:: Supplied passage ::
Practice Project - FIFA World Cup Analysis¶
Context¶
The FIFA World Cup, often simply called the World Cup, is an international association football competition contested by the senior men's national teams of the members of the Fédération Internationale de Football Association (FIFA), the sport's global governing body. The championship is contested every four years since the inaugural tournament in 1930, except in 1942 and 1946 when it was not held because of the Second World War. It is one of the most prestigious and important trophies in the sport of football.
Objective¶
A new football club named 'Brussels United FC' has just been inaugurated. As a member of this club, you have been assigned a task to carry analysis of the world cup data.
Data Dictionary¶
The World Cups dataset has the following information about all the World Cups in history till 2014.
:::
Directive 1:
Select every line in the entries below that contains the word "this", matching its case exactly.
:: Entries shown ::
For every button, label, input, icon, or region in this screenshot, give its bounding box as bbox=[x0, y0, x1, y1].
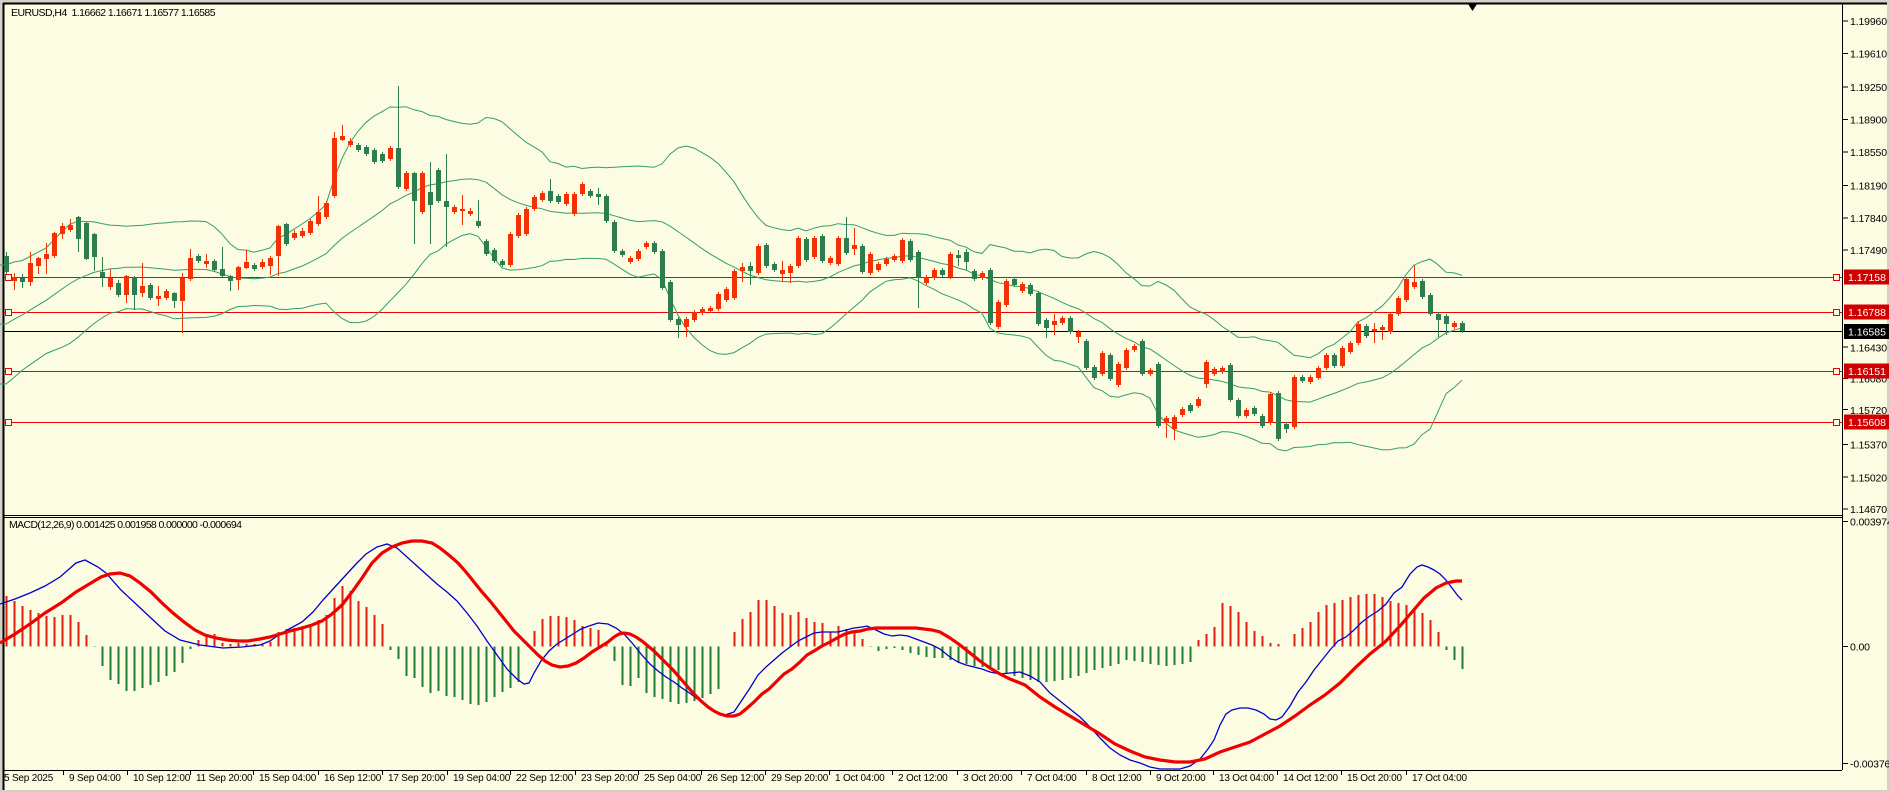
svg-text:1.16585: 1.16585 bbox=[1848, 327, 1886, 339]
svg-text:22 Sep 12:00: 22 Sep 12:00 bbox=[516, 773, 574, 784]
svg-text:9 Sep 04:00: 9 Sep 04:00 bbox=[69, 773, 121, 784]
svg-text:17 Sep 20:00: 17 Sep 20:00 bbox=[388, 773, 446, 784]
svg-text:16 Sep 12:00: 16 Sep 12:00 bbox=[324, 773, 382, 784]
svg-text:10 Sep 12:00: 10 Sep 12:00 bbox=[133, 773, 191, 784]
svg-text:1.15720: 1.15720 bbox=[1850, 405, 1887, 417]
svg-text:7 Oct 04:00: 7 Oct 04:00 bbox=[1027, 773, 1077, 784]
svg-text:1.16788: 1.16788 bbox=[1848, 307, 1886, 319]
svg-text:1.18900: 1.18900 bbox=[1850, 115, 1887, 127]
svg-text:1.17158: 1.17158 bbox=[1848, 272, 1886, 284]
svg-text:1.15608: 1.15608 bbox=[1848, 417, 1886, 429]
svg-text:1.16430: 1.16430 bbox=[1850, 342, 1887, 354]
svg-text:-0.003766: -0.003766 bbox=[1850, 759, 1889, 771]
svg-text:29 Sep 20:00: 29 Sep 20:00 bbox=[771, 773, 829, 784]
svg-text:17 Oct 04:00: 17 Oct 04:00 bbox=[1412, 773, 1467, 784]
svg-text:1.18190: 1.18190 bbox=[1850, 181, 1887, 193]
svg-text:0.003974: 0.003974 bbox=[1850, 517, 1889, 529]
svg-text:1.16151: 1.16151 bbox=[1848, 366, 1886, 378]
svg-text:9 Oct 20:00: 9 Oct 20:00 bbox=[1156, 773, 1206, 784]
svg-text:19 Sep 04:00: 19 Sep 04:00 bbox=[453, 773, 511, 784]
svg-text:13 Oct 04:00: 13 Oct 04:00 bbox=[1219, 773, 1274, 784]
svg-text:1.14670: 1.14670 bbox=[1850, 504, 1887, 516]
svg-text:1.15370: 1.15370 bbox=[1850, 440, 1887, 452]
svg-text:0.00: 0.00 bbox=[1850, 642, 1870, 654]
svg-text:1 Oct 04:00: 1 Oct 04:00 bbox=[835, 773, 885, 784]
svg-text:1.15020: 1.15020 bbox=[1850, 472, 1887, 484]
svg-text:EURUSD,H4 1.16662 1.16671 1.1: EURUSD,H4 1.16662 1.16671 1.16577 1.1658… bbox=[11, 7, 216, 19]
svg-text:11 Sep 20:00: 11 Sep 20:00 bbox=[196, 773, 253, 784]
svg-text:15 Oct 20:00: 15 Oct 20:00 bbox=[1347, 773, 1402, 784]
svg-text:1.19610: 1.19610 bbox=[1850, 49, 1887, 61]
svg-text:3 Oct 20:00: 3 Oct 20:00 bbox=[963, 773, 1013, 784]
svg-text:8 Oct 12:00: 8 Oct 12:00 bbox=[1092, 773, 1142, 784]
svg-text:1.17490: 1.17490 bbox=[1850, 245, 1887, 257]
svg-text:1.19250: 1.19250 bbox=[1850, 82, 1887, 94]
svg-text:1.17840: 1.17840 bbox=[1850, 213, 1887, 225]
svg-text:MACD(12,26,9) 0.001425 0.00195: MACD(12,26,9) 0.001425 0.001958 0.000000… bbox=[9, 519, 242, 531]
svg-text:1.19960: 1.19960 bbox=[1850, 16, 1887, 28]
svg-text:14 Oct 12:00: 14 Oct 12:00 bbox=[1283, 773, 1338, 784]
svg-text:1.18550: 1.18550 bbox=[1850, 147, 1887, 159]
svg-text:5 Sep 2025: 5 Sep 2025 bbox=[4, 773, 54, 784]
svg-text:26 Sep 12:00: 26 Sep 12:00 bbox=[707, 773, 765, 784]
svg-text:15 Sep 04:00: 15 Sep 04:00 bbox=[259, 773, 317, 784]
svg-text:25 Sep 04:00: 25 Sep 04:00 bbox=[644, 773, 702, 784]
svg-text:2 Oct 12:00: 2 Oct 12:00 bbox=[898, 773, 948, 784]
svg-text:23 Sep 20:00: 23 Sep 20:00 bbox=[581, 773, 639, 784]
:::
Directive 2:
Change the part of the World Cup passage that opens with the words containing "Practice Project - FIFA" and closes with "sport of football.", writing it out again with "Second World War" replaced by "World War II".

Task result 1:
For every button, label, input, icon, or region in this screenshot, give its bounding box as bbox=[x0, y0, x1, y1].

Task result 2:
Practice Project - FIFA World Cup Analysis¶
Context¶
The FIFA World Cup, often simply called the World Cup, is an international association football competition contested by the senior men's national teams of the members of the Fédération Internationale de Football Association (FIFA), the sport's global governing body. The championship is contested every four years since the inaugural tournament in 1930, except in 1942 and 1946 when it was not held because of the World War II. It is one of the most prestigious and important trophies in the sport of football.